- EXERCISE DETAILS -
Wherever the string "HBSC" appears, copy the whole line.

Records from a dataset

⁂

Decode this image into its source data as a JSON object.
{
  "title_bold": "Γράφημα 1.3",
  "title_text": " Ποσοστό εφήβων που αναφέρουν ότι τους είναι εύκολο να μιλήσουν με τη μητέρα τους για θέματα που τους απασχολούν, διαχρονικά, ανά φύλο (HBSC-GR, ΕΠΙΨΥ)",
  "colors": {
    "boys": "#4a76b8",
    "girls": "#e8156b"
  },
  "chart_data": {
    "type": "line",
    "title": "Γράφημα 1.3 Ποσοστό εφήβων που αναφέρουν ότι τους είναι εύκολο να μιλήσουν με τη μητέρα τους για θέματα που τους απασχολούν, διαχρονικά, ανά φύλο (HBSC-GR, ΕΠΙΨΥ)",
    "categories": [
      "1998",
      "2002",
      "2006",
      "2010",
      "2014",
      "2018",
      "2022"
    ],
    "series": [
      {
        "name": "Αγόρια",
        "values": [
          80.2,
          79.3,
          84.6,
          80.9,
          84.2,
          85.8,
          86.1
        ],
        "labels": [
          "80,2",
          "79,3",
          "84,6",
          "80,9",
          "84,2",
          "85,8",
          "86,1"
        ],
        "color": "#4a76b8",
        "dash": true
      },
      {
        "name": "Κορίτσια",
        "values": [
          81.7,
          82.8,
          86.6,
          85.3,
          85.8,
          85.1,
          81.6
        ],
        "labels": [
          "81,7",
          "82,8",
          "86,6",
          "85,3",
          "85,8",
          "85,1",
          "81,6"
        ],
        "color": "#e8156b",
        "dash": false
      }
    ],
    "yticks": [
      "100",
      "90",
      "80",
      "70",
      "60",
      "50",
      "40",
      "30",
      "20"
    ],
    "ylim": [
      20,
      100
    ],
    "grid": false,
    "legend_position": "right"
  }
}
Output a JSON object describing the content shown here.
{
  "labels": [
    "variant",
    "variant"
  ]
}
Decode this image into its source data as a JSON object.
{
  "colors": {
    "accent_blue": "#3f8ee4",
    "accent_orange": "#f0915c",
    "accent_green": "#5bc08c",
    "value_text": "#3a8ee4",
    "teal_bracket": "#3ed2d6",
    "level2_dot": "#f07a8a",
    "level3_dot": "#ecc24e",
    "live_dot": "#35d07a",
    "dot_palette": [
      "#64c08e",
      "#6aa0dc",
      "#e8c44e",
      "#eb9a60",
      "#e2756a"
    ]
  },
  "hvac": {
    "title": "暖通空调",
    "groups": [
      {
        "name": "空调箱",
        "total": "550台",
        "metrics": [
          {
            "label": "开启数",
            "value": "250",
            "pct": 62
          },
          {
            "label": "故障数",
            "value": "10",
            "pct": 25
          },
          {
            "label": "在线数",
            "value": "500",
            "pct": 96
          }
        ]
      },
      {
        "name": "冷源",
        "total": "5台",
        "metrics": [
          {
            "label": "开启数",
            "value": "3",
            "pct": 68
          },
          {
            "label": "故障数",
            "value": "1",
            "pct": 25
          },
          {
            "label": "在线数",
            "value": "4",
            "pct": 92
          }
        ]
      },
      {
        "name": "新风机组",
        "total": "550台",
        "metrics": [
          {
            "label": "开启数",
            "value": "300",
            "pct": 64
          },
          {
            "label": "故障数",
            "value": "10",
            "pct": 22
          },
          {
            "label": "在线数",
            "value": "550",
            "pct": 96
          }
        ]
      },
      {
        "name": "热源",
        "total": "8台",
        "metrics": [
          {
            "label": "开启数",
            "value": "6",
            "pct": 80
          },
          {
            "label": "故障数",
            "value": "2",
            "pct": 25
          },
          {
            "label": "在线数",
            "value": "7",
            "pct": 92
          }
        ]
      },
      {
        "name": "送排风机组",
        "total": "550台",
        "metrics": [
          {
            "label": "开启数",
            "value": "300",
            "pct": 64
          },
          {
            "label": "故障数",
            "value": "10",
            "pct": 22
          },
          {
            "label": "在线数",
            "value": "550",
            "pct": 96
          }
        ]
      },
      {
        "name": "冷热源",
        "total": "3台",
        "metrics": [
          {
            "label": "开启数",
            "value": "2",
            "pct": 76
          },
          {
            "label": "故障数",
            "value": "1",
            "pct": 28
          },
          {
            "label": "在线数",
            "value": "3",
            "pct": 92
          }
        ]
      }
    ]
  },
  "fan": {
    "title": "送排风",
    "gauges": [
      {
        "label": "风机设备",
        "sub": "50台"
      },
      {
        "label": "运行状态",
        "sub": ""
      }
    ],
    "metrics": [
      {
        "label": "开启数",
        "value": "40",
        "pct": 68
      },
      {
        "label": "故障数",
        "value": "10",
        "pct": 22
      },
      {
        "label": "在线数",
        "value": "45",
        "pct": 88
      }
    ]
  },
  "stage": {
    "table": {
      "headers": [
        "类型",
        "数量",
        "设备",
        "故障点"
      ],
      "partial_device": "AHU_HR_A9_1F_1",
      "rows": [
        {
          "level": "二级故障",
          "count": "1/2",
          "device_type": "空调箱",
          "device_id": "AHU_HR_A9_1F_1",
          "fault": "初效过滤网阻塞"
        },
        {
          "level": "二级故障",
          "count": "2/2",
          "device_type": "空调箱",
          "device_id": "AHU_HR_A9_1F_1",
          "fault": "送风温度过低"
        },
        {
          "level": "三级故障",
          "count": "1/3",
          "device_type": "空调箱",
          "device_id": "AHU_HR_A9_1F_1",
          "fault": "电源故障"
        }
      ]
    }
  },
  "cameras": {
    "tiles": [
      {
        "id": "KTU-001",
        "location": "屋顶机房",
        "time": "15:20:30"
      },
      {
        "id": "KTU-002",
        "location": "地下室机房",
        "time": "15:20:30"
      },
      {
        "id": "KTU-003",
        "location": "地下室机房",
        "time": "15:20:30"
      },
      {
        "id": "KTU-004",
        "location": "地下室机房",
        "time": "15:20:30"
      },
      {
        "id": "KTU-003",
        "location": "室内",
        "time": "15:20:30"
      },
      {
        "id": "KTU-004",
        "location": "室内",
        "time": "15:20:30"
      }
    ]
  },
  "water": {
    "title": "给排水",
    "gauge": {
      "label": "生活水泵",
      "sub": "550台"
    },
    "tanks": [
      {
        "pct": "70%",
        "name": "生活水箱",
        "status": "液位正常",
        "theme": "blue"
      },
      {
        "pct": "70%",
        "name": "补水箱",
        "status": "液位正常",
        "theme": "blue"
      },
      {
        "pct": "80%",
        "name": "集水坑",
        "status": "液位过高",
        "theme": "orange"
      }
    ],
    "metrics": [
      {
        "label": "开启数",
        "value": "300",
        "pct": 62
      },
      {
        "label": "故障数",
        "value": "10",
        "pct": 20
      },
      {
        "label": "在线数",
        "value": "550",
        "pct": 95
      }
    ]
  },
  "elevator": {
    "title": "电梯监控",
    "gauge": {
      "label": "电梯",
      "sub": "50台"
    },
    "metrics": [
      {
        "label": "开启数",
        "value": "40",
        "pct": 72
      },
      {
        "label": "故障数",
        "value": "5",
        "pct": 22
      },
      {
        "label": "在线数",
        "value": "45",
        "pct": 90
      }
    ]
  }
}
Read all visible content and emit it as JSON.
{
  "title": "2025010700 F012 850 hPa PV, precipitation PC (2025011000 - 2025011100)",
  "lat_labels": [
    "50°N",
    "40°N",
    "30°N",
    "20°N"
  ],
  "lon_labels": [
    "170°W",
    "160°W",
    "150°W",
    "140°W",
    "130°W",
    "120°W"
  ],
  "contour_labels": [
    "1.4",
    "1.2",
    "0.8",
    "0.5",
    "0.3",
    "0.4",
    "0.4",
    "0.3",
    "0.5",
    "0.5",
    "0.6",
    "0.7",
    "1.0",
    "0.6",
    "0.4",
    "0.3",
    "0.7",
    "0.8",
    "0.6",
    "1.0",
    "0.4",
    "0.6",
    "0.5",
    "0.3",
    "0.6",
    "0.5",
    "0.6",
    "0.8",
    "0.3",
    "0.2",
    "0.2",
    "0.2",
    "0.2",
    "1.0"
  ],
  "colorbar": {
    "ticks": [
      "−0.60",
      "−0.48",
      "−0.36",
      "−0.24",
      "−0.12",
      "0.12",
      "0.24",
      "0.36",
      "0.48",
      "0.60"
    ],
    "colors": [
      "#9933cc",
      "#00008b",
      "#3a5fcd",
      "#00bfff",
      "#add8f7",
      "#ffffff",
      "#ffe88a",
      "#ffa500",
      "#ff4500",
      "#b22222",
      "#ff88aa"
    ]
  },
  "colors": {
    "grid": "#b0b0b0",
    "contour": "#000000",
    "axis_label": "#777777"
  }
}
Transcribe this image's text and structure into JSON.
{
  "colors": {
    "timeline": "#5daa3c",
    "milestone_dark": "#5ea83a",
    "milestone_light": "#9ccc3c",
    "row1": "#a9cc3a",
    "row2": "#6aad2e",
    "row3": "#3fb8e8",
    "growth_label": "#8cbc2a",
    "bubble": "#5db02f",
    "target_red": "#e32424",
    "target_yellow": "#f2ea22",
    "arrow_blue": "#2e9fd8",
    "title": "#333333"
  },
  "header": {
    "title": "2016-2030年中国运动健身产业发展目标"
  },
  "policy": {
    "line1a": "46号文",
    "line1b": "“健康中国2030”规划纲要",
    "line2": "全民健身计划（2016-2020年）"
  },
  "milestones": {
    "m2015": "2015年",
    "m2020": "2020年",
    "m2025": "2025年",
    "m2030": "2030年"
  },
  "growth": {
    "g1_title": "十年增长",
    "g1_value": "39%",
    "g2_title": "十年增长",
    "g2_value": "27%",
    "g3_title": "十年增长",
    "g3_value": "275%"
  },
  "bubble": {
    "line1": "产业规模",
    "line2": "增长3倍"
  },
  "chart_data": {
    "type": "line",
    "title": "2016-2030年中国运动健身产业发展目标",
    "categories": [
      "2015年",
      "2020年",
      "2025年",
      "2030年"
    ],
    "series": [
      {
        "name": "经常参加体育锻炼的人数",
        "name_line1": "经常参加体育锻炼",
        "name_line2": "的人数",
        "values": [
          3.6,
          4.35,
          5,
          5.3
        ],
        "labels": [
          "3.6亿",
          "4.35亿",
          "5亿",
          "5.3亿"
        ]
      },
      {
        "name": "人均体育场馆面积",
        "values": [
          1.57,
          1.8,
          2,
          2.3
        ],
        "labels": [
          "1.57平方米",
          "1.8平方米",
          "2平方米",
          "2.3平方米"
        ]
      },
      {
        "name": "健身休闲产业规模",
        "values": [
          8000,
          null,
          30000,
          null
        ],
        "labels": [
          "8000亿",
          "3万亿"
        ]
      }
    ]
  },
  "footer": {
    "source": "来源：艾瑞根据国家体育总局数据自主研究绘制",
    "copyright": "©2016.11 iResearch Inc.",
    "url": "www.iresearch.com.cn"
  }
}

⁂

- WORKED ANSWER -
  "title_text": " Ποσοστό εφήβων που αναφέρουν ότι τους είναι εύκολο να μιλήσουν με τη μητέρα τους για θέματα που τους απασχολούν, διαχρονικά, ανά φύλο (HBSC-GR, ΕΠΙΨΥ)",
    "title": "Γράφημα 1.3 Ποσοστό εφήβων που αναφέρουν ότι τους είναι εύκολο να μιλήσουν με τη μητέρα τους για θέματα που τους απασχολούν, διαχρονικά, ανά φύλο (HBSC-GR, ΕΠΙΨΥ)",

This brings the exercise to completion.